**Work to be completed**
What follows are records. Restate all of them word for word.

start Provided data

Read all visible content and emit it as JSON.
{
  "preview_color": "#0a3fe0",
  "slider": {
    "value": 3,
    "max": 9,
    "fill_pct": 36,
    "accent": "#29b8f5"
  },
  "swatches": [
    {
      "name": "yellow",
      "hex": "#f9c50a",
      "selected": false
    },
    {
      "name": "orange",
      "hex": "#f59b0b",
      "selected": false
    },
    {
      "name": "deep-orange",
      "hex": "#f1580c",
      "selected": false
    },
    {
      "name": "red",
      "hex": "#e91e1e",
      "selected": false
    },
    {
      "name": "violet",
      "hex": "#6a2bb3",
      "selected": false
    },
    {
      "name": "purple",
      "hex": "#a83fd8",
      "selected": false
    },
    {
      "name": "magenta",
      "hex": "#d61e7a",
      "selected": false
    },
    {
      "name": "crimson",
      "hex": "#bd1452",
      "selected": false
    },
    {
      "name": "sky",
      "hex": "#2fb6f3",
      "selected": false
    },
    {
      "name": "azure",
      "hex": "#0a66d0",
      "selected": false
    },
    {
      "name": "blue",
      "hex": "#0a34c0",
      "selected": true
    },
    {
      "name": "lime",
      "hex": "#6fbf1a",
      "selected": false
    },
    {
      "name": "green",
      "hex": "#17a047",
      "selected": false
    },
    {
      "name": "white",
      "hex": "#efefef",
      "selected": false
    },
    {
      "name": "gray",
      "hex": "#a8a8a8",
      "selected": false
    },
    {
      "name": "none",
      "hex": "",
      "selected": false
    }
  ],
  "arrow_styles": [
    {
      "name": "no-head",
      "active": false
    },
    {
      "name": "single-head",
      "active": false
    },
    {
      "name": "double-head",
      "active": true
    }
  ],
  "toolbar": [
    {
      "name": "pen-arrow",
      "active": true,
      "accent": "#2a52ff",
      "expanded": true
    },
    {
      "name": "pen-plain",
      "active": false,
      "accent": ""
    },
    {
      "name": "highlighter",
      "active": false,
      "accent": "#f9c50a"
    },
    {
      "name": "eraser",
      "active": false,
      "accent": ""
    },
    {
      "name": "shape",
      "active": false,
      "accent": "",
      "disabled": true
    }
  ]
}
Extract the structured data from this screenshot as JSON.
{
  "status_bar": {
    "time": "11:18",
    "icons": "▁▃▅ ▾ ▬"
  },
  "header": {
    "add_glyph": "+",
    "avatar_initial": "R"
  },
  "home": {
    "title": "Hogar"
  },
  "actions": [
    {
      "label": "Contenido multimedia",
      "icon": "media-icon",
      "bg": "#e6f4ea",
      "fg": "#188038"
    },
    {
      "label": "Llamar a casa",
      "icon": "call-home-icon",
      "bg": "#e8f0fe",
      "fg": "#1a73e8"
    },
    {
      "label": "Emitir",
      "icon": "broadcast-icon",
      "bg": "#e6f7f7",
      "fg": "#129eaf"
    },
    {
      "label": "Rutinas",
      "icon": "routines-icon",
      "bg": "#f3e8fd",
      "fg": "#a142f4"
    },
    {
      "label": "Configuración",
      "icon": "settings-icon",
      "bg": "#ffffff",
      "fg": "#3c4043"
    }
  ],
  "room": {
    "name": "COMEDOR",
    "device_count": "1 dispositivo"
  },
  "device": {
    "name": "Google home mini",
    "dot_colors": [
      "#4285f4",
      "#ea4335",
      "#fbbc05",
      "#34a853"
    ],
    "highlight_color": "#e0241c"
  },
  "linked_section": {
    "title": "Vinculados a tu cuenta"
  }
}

end Provided data

**Solution to the problem**
Read all visible content and emit it as JSON.
{
  "preview_color": "#0a3fe0",
  "slider": {
    "value": 3,
    "max": 9,
    "fill_pct": 36,
    "accent": "#29b8f5"
  },
  "swatches": [
    {
      "name": "yellow",
      "hex": "#f9c50a",
      "selected": false
    },
    {
      "name": "orange",
      "hex": "#f59b0b",
      "selected": false
    },
    {
      "name": "deep-orange",
      "hex": "#f1580c",
      "selected": false
    },
    {
      "name": "red",
      "hex": "#e91e1e",
      "selected": false
    },
    {
      "name": "violet",
      "hex": "#6a2bb3",
      "selected": false
    },
    {
      "name": "purple",
      "hex": "#a83fd8",
      "selected": false
    },
    {
      "name": "magenta",
      "hex": "#d61e7a",
      "selected": false
    },
    {
      "name": "crimson",
      "hex": "#bd1452",
      "selected": false
    },
    {
      "name": "sky",
      "hex": "#2fb6f3",
      "selected": false
    },
    {
      "name": "azure",
      "hex": "#0a66d0",
      "selected": false
    },
    {
      "name": "blue",
      "hex": "#0a34c0",
      "selected": true
    },
    {
      "name": "lime",
      "hex": "#6fbf1a",
      "selected": false
    },
    {
      "name": "green",
      "hex": "#17a047",
      "selected": false
    },
    {
      "name": "white",
      "hex": "#efefef",
      "selected": false
    },
    {
      "name": "gray",
      "hex": "#a8a8a8",
      "selected": false
    },
    {
      "name": "none",
      "hex": "",
      "selected": false
    }
  ],
  "arrow_styles": [
    {
      "name": "no-head",
      "active": false
    },
    {
      "name": "single-head",
      "active": false
    },
    {
      "name": "double-head",
      "active": true
    }
  ],
  "toolbar": [
    {
      "name": "pen-arrow",
      "active": true,
      "accent": "#2a52ff",
      "expanded": true
    },
    {
      "name": "pen-plain",
      "active": false,
      "accent": ""
    },
    {
      "name": "highlighter",
      "active": false,
      "accent": "#f9c50a"
    },
    {
      "name": "eraser",
      "active": false,
      "accent": ""
    },
    {
      "name": "shape",
      "active": false,
      "accent": "",
      "disabled": true
    }
  ]
}
Extract the structured data from this screenshot as JSON.
{
  "status_bar": {
    "time": "11:18",
    "icons": "▁▃▅ ▾ ▬"
  },
  "header": {
    "add_glyph": "+",
    "avatar_initial": "R"
  },
  "home": {
    "title": "Hogar"
  },
  "actions": [
    {
      "label": "Contenido multimedia",
      "icon": "media-icon",
      "bg": "#e6f4ea",
      "fg": "#188038"
    },
    {
      "label": "Llamar a casa",
      "icon": "call-home-icon",
      "bg": "#e8f0fe",
      "fg": "#1a73e8"
    },
    {
      "label": "Emitir",
      "icon": "broadcast-icon",
      "bg": "#e6f7f7",
      "fg": "#129eaf"
    },
    {
      "label": "Rutinas",
      "icon": "routines-icon",
      "bg": "#f3e8fd",
      "fg": "#a142f4"
    },
    {
      "label": "Configuración",
      "icon": "settings-icon",
      "bg": "#ffffff",
      "fg": "#3c4043"
    }
  ],
  "room": {
    "name": "COMEDOR",
    "device_count": "1 dispositivo"
  },
  "device": {
    "name": "Google home mini",
    "dot_colors": [
      "#4285f4",
      "#ea4335",
      "#fbbc05",
      "#34a853"
    ],
    "highlight_color": "#e0241c"
  },
  "linked_section": {
    "title": "Vinculados a tu cuenta"
  }
}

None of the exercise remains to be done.